* _TASK DETAILS_: How many lines in these records hold the string "What"? Reply with the number alone.
--- BEGIN EXCERPTED DATA ---
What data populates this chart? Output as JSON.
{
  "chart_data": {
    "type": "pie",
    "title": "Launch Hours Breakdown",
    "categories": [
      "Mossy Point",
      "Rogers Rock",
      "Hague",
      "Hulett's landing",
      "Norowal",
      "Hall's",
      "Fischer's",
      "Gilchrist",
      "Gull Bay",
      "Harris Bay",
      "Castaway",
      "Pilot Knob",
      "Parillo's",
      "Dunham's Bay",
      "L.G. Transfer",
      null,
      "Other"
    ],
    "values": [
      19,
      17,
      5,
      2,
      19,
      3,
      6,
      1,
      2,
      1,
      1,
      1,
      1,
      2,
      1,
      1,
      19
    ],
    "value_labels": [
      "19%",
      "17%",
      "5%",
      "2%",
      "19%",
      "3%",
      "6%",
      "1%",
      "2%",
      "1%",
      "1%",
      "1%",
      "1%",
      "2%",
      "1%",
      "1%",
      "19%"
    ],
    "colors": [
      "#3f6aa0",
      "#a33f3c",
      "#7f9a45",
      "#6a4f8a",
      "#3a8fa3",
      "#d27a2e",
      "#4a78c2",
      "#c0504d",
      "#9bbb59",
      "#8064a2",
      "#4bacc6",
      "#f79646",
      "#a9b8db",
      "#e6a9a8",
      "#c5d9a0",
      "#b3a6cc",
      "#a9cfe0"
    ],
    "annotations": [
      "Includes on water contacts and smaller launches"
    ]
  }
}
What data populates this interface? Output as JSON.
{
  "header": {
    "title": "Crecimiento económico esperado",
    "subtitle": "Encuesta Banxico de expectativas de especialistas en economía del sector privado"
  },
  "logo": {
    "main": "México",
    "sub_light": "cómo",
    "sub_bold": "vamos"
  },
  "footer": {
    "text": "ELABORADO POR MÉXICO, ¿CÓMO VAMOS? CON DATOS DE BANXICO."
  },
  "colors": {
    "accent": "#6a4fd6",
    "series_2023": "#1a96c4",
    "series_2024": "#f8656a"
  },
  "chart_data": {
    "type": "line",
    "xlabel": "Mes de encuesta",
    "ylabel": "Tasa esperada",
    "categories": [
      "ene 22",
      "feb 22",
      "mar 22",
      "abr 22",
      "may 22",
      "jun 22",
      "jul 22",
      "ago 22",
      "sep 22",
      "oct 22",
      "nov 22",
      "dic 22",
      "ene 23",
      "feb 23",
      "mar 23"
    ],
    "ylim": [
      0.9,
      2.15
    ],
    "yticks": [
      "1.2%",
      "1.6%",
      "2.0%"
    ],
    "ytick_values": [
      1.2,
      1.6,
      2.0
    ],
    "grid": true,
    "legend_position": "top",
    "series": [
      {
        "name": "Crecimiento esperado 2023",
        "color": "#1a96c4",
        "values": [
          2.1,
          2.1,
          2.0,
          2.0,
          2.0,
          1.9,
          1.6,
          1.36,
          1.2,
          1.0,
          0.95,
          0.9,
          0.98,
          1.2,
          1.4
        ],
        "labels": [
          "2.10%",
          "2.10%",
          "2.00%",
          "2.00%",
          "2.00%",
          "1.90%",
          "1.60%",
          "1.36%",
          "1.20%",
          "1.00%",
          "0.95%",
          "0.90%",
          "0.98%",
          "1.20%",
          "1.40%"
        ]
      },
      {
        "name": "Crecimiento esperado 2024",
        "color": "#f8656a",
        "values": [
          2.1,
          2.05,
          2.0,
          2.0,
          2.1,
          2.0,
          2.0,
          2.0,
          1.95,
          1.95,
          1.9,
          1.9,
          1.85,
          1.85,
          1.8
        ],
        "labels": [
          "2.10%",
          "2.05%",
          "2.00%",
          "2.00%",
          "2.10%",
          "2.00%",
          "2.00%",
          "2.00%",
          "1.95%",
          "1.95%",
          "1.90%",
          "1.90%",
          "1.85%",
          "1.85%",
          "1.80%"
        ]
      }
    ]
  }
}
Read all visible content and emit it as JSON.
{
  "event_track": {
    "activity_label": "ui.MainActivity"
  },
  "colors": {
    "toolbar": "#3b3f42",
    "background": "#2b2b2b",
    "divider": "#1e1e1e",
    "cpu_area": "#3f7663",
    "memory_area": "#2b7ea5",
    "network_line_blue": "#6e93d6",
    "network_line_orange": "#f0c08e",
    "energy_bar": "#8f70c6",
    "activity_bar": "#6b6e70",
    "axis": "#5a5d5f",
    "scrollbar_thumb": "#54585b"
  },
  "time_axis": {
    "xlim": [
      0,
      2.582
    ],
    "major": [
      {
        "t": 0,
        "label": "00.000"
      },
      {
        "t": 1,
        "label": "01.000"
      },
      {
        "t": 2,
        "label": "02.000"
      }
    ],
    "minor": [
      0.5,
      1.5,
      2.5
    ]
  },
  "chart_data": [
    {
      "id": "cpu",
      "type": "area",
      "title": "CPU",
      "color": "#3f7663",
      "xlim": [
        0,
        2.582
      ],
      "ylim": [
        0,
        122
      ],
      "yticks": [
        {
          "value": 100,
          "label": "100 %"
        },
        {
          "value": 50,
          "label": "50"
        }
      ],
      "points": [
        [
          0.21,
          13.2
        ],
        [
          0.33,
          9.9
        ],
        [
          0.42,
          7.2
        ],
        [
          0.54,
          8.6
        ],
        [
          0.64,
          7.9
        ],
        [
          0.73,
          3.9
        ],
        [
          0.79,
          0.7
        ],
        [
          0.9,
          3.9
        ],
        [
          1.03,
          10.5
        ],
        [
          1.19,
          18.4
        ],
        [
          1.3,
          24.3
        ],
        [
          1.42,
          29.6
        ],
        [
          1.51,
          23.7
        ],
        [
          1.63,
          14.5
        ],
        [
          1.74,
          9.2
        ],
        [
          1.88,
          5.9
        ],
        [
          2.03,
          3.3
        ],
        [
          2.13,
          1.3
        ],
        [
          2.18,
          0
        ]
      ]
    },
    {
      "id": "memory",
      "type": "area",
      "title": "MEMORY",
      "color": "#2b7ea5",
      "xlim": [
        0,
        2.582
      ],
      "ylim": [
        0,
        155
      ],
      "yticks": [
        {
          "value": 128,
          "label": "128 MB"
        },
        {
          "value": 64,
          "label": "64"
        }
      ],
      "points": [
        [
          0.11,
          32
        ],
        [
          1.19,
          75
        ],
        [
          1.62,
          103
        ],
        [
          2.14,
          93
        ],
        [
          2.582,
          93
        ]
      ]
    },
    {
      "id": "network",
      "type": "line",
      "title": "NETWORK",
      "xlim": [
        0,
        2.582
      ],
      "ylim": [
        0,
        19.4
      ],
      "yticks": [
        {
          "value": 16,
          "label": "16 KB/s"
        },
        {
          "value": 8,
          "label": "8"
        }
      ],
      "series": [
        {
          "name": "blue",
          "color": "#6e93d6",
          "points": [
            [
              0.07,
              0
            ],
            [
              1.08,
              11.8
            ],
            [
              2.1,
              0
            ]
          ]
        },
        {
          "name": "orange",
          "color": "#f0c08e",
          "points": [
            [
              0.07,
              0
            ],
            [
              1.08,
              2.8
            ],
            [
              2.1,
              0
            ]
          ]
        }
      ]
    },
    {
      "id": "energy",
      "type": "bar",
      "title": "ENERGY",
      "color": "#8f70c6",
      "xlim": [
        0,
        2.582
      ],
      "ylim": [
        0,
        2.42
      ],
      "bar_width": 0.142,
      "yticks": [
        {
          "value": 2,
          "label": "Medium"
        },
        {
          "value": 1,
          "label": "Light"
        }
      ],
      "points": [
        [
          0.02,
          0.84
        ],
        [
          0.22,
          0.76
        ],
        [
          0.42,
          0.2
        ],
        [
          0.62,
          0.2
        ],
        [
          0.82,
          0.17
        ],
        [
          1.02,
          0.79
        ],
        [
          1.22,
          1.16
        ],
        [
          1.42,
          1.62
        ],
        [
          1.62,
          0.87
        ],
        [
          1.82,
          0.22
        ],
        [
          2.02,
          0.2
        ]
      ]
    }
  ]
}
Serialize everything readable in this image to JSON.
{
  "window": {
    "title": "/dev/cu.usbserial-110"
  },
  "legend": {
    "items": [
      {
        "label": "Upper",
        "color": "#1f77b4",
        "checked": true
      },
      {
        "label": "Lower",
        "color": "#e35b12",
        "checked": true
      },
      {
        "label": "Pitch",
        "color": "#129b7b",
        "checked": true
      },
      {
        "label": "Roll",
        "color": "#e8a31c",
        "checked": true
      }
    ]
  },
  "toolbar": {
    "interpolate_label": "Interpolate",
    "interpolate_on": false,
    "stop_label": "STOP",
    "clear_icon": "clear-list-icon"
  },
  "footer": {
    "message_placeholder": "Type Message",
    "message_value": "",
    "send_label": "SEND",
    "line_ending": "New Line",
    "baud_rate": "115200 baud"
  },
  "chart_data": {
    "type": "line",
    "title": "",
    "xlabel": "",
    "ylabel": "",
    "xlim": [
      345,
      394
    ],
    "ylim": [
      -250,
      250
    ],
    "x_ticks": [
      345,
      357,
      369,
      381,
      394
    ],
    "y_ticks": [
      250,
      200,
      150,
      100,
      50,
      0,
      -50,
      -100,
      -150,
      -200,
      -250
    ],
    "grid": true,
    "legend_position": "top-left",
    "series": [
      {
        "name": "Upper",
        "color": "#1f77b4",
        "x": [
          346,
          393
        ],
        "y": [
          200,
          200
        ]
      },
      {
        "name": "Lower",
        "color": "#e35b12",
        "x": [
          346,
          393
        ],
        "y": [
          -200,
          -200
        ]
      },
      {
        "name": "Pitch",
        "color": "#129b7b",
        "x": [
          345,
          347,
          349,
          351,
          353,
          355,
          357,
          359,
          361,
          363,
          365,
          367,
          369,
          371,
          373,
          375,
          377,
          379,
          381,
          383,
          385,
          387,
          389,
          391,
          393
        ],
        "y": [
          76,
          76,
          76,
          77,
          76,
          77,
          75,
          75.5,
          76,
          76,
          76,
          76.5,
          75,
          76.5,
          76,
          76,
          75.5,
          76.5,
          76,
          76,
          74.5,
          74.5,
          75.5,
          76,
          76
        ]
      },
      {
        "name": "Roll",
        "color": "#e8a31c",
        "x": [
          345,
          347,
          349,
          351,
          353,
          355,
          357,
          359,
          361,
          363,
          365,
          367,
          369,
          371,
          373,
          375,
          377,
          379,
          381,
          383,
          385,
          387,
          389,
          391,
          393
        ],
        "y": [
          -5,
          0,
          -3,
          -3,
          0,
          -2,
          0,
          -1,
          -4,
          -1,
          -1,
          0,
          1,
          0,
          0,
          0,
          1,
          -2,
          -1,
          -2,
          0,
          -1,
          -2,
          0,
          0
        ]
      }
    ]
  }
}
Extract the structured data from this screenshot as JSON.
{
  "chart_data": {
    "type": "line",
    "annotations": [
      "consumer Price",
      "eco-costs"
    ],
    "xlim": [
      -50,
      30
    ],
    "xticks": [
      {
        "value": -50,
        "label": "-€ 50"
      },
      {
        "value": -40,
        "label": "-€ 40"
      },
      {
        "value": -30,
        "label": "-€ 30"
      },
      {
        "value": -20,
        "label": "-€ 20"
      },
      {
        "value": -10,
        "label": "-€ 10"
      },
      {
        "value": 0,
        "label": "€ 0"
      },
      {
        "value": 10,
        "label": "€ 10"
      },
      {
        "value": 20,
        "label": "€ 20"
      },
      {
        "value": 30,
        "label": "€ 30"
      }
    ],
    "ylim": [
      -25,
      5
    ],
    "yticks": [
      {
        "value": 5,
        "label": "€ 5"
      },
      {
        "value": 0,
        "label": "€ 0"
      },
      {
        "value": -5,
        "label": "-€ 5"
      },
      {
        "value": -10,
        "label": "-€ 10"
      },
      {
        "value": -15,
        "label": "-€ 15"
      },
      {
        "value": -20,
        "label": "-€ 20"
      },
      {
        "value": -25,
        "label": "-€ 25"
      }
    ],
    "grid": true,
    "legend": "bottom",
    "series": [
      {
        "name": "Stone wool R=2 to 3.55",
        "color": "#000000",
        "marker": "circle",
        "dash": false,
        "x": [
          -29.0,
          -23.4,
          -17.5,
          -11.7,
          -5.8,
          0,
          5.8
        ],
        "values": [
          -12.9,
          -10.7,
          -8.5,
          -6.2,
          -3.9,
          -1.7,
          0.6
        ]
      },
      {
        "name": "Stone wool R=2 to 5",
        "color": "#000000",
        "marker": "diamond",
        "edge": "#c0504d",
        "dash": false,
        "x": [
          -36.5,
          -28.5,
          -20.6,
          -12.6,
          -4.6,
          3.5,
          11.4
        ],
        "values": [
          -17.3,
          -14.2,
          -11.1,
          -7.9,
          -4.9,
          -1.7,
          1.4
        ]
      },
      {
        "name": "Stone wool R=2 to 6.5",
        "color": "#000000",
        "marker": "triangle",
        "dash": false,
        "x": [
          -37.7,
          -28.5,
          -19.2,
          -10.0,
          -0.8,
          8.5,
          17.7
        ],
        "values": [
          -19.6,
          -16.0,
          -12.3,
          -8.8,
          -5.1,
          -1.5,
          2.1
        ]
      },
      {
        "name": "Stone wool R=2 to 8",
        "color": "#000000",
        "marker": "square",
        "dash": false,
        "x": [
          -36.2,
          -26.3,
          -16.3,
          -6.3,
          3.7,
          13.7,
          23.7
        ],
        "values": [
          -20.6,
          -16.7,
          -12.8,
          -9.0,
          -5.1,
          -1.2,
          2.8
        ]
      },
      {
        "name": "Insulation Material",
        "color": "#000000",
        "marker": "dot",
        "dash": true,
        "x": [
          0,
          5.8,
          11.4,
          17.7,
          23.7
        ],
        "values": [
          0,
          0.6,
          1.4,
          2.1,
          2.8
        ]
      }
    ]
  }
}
--- END EXCERPTED DATA ---
* _SOLUTION BELOW_: 2